Note each line of the listing that contains the string "pays", and copy it.

— START Recorded data —

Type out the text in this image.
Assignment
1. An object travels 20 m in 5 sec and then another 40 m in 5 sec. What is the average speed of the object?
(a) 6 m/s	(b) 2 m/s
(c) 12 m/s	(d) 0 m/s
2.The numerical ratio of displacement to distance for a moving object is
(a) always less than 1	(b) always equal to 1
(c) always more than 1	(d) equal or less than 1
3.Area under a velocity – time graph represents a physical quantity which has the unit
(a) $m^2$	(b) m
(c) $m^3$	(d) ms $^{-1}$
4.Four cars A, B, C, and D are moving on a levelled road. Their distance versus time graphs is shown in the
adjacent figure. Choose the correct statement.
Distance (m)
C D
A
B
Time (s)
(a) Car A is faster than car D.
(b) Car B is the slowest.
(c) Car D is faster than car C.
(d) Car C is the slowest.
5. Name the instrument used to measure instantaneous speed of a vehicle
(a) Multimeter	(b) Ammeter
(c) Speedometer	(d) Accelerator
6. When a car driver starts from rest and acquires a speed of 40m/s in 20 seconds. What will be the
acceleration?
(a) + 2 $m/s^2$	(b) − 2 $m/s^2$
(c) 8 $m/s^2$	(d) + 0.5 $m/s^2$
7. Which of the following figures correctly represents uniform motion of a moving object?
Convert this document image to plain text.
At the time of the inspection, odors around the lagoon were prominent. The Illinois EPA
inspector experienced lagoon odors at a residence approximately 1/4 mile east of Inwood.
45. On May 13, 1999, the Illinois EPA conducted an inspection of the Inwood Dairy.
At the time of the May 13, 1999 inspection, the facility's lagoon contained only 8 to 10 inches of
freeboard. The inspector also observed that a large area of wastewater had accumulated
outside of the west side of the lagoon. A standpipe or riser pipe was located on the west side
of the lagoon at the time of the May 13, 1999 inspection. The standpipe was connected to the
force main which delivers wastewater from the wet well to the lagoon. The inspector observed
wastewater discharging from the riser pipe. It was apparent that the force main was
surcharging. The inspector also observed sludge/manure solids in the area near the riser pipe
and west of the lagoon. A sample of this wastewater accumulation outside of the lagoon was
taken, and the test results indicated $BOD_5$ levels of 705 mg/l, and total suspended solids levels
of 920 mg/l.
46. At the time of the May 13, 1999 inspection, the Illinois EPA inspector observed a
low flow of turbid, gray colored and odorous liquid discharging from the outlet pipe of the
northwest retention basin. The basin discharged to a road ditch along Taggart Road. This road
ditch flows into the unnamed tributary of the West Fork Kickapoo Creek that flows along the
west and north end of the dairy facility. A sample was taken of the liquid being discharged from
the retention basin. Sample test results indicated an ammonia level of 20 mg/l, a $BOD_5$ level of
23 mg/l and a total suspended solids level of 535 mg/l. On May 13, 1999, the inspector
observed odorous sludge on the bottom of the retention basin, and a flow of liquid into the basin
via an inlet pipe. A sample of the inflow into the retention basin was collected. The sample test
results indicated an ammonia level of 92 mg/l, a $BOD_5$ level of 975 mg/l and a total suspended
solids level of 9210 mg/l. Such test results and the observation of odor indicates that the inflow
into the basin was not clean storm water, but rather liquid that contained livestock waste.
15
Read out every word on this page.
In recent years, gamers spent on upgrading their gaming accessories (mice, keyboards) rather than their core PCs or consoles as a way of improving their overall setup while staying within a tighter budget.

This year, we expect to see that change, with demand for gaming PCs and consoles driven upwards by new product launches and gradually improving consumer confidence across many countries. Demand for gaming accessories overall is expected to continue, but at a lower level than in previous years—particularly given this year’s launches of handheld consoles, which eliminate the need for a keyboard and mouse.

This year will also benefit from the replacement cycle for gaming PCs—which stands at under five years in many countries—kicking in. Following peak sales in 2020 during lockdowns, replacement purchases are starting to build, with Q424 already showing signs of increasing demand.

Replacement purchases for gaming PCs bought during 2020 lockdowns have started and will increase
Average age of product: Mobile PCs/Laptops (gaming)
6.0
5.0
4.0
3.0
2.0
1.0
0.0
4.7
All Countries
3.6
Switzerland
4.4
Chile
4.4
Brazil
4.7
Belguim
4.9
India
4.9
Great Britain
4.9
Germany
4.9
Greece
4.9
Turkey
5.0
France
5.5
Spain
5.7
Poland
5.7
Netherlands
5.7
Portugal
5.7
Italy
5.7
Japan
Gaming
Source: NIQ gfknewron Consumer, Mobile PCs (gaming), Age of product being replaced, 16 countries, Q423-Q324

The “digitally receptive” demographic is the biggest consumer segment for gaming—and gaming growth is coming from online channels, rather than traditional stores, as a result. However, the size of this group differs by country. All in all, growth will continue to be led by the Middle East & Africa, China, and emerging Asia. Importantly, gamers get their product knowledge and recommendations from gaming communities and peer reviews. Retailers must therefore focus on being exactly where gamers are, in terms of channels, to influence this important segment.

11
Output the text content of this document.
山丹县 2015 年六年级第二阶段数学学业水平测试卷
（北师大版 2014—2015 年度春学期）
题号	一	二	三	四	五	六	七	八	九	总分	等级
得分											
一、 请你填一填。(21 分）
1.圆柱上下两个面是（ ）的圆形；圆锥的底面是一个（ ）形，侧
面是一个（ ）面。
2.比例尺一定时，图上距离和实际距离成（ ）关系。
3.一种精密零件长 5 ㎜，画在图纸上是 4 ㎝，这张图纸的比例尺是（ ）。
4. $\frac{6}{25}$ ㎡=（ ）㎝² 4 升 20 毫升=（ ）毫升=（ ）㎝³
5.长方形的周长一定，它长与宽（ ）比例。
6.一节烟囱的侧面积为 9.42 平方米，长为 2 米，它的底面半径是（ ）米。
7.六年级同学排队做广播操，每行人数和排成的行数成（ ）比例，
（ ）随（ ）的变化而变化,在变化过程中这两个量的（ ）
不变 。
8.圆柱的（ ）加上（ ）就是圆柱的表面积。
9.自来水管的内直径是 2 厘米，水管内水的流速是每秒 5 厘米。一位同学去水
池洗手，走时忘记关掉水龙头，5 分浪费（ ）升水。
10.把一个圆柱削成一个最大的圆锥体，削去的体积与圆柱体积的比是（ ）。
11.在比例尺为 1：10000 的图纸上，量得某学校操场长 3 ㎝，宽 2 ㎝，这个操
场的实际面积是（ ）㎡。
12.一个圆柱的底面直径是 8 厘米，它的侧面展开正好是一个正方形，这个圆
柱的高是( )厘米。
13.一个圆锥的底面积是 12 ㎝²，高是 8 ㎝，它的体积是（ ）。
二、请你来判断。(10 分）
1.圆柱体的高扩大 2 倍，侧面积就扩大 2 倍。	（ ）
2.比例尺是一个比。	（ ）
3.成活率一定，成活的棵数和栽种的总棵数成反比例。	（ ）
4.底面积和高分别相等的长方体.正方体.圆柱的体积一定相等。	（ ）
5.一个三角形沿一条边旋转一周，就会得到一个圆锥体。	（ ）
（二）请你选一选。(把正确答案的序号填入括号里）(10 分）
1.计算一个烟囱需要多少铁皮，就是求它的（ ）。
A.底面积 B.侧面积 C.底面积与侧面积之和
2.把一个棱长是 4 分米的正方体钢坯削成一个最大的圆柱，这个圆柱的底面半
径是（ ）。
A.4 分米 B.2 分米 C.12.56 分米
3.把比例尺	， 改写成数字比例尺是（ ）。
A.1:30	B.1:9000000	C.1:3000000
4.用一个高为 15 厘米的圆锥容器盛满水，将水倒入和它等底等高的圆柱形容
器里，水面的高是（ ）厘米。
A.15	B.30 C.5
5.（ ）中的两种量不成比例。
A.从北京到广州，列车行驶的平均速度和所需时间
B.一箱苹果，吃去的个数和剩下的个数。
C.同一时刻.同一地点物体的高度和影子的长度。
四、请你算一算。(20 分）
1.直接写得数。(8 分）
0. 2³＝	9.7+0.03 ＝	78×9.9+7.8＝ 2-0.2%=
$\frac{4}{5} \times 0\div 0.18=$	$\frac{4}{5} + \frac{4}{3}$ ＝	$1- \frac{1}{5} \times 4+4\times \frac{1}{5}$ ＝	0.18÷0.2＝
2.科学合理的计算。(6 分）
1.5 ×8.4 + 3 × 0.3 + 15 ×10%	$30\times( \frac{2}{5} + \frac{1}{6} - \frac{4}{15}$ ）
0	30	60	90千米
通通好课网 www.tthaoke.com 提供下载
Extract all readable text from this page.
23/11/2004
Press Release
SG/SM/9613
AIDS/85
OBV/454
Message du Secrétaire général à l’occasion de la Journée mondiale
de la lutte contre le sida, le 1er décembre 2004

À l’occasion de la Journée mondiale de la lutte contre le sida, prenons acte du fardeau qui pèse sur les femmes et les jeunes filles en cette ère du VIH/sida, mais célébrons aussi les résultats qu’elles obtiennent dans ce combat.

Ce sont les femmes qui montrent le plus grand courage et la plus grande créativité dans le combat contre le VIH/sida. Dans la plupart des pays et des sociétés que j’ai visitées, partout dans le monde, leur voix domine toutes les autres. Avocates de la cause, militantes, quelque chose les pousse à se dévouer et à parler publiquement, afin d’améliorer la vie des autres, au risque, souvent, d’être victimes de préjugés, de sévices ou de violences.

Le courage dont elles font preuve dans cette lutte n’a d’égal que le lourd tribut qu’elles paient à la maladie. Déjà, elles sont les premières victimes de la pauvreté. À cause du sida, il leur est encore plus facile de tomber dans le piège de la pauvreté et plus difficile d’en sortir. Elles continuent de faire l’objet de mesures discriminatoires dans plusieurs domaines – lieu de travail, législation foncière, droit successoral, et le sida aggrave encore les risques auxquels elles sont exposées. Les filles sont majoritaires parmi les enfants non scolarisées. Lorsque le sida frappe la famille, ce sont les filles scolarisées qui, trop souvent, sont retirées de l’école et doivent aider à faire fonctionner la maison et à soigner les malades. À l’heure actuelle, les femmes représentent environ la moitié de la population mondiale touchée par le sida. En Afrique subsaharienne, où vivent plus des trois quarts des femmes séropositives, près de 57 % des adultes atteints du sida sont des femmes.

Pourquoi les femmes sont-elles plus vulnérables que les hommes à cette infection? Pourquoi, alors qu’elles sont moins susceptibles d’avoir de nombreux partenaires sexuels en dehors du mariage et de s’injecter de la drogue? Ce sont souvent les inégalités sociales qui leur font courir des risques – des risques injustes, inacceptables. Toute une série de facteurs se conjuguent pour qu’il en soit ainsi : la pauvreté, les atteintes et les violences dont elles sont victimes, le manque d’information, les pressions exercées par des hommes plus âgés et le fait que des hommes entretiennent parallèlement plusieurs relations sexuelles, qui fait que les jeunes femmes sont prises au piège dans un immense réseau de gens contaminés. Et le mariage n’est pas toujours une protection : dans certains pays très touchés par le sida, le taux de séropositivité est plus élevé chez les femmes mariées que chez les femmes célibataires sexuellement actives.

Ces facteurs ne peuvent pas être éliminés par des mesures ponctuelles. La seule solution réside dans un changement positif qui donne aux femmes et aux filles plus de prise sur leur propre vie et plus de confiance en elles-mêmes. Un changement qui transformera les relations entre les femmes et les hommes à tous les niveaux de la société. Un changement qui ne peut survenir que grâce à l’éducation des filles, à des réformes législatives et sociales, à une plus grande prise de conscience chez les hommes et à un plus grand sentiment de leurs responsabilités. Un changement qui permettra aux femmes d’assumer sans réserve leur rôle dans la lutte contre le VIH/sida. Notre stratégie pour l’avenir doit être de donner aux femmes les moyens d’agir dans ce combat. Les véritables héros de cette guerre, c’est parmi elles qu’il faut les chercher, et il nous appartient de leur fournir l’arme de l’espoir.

— END Recorded data —

### Answer below
Ce sont les femmes qui montrent le plus grand courage et la plus grande créativité dans le combat contre le VIH/sida. Dans la plupart des pays et des sociétés que j’ai visitées, partout dans le monde, leur voix domine toutes les autres. Avocates de la cause, militantes, quelque chose les pousse à se dévouer et à parler publiquement, afin d’améliorer la vie des autres, au risque, souvent, d’être victimes de préjugés, de sévices ou de violences.
Pourquoi les femmes sont-elles plus vulnérables que les hommes à cette infection? Pourquoi, alors qu’elles sont moins susceptibles d’avoir de nombreux partenaires sexuels en dehors du mariage et de s’injecter de la drogue? Ce sont souvent les inégalités sociales qui leur font courir des risques – des risques injustes, inacceptables. Toute une série de facteurs se conjuguent pour qu’il en soit ainsi : la pauvreté, les atteintes et les violences dont elles sont victimes, le manque d’information, les pressions exercées par des hommes plus âgés et le fait que des hommes entretiennent parallèlement plusieurs relations sexuelles, qui fait que les jeunes femmes sont prises au piège dans un immense réseau de gens contaminés. Et le mariage n’est pas toujours une protection : dans certains pays très touchés par le sida, le taux de séropositivité est plus élevé chez les femmes mariées que chez les femmes célibataires sexuellement actives.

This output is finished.